Saved entries:
-- BEGIN --

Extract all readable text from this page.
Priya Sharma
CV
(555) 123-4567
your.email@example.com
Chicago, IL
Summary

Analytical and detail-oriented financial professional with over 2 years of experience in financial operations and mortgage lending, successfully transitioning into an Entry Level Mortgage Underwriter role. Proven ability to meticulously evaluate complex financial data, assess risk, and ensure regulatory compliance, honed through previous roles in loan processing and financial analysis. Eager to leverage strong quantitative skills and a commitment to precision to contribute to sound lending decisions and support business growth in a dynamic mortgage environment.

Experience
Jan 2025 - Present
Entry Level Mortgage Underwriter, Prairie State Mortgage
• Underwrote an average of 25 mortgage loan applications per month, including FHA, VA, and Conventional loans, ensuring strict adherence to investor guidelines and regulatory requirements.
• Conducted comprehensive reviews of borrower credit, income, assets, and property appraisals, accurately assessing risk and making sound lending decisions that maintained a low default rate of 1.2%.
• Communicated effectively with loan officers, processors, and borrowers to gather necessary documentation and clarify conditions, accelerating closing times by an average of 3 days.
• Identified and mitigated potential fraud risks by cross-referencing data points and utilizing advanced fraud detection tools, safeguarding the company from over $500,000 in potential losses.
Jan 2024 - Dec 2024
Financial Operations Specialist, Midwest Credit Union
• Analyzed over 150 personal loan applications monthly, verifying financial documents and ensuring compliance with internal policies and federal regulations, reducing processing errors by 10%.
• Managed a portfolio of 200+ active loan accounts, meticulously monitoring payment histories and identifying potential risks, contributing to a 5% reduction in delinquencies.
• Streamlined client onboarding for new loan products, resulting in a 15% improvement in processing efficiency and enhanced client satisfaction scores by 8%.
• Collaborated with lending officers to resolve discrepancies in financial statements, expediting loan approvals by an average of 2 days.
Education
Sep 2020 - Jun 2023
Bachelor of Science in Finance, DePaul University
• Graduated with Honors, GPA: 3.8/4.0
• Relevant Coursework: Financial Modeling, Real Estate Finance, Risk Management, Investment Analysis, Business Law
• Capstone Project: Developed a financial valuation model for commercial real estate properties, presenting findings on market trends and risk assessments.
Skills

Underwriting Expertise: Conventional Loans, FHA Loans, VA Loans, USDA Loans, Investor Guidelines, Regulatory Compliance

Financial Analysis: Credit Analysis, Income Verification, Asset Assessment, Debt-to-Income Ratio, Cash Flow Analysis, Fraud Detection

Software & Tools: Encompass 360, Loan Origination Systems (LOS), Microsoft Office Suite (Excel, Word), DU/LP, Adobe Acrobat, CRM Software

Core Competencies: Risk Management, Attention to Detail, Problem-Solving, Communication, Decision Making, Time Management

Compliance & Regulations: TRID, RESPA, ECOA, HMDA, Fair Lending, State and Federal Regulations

-- END --

> _TASK BRIEF_: Every entry above should be retyped exactly as shown.

> _RESULT OF THIS EXERCISE_:
Extract all readable text from this page.
Priya Sharma
CV
(555) 123-4567
your.email@example.com
Chicago, IL
Summary

Analytical and detail-oriented financial professional with over 2 years of experience in financial operations and mortgage lending, successfully transitioning into an Entry Level Mortgage Underwriter role. Proven ability to meticulously evaluate complex financial data, assess risk, and ensure regulatory compliance, honed through previous roles in loan processing and financial analysis. Eager to leverage strong quantitative skills and a commitment to precision to contribute to sound lending decisions and support business growth in a dynamic mortgage environment.

Experience
Jan 2025 - Present
Entry Level Mortgage Underwriter, Prairie State Mortgage
• Underwrote an average of 25 mortgage loan applications per month, including FHA, VA, and Conventional loans, ensuring strict adherence to investor guidelines and regulatory requirements.
• Conducted comprehensive reviews of borrower credit, income, assets, and property appraisals, accurately assessing risk and making sound lending decisions that maintained a low default rate of 1.2%.
• Communicated effectively with loan officers, processors, and borrowers to gather necessary documentation and clarify conditions, accelerating closing times by an average of 3 days.
• Identified and mitigated potential fraud risks by cross-referencing data points and utilizing advanced fraud detection tools, safeguarding the company from over $500,000 in potential losses.
Jan 2024 - Dec 2024
Financial Operations Specialist, Midwest Credit Union
• Analyzed over 150 personal loan applications monthly, verifying financial documents and ensuring compliance with internal policies and federal regulations, reducing processing errors by 10%.
• Managed a portfolio of 200+ active loan accounts, meticulously monitoring payment histories and identifying potential risks, contributing to a 5% reduction in delinquencies.
• Streamlined client onboarding for new loan products, resulting in a 15% improvement in processing efficiency and enhanced client satisfaction scores by 8%.
• Collaborated with lending officers to resolve discrepancies in financial statements, expediting loan approvals by an average of 2 days.
Education
Sep 2020 - Jun 2023
Bachelor of Science in Finance, DePaul University
• Graduated with Honors, GPA: 3.8/4.0
• Relevant Coursework: Financial Modeling, Real Estate Finance, Risk Management, Investment Analysis, Business Law
• Capstone Project: Developed a financial valuation model for commercial real estate properties, presenting findings on market trends and risk assessments.
Skills

Underwriting Expertise: Conventional Loans, FHA Loans, VA Loans, USDA Loans, Investor Guidelines, Regulatory Compliance

Financial Analysis: Credit Analysis, Income Verification, Asset Assessment, Debt-to-Income Ratio, Cash Flow Analysis, Fraud Detection

Software & Tools: Encompass 360, Loan Origination Systems (LOS), Microsoft Office Suite (Excel, Word), DU/LP, Adobe Acrobat, CRM Software

Core Competencies: Risk Management, Attention to Detail, Problem-Solving, Communication, Decision Making, Time Management

Compliance & Regulations: TRID, RESPA, ECOA, HMDA, Fair Lending, State and Federal Regulations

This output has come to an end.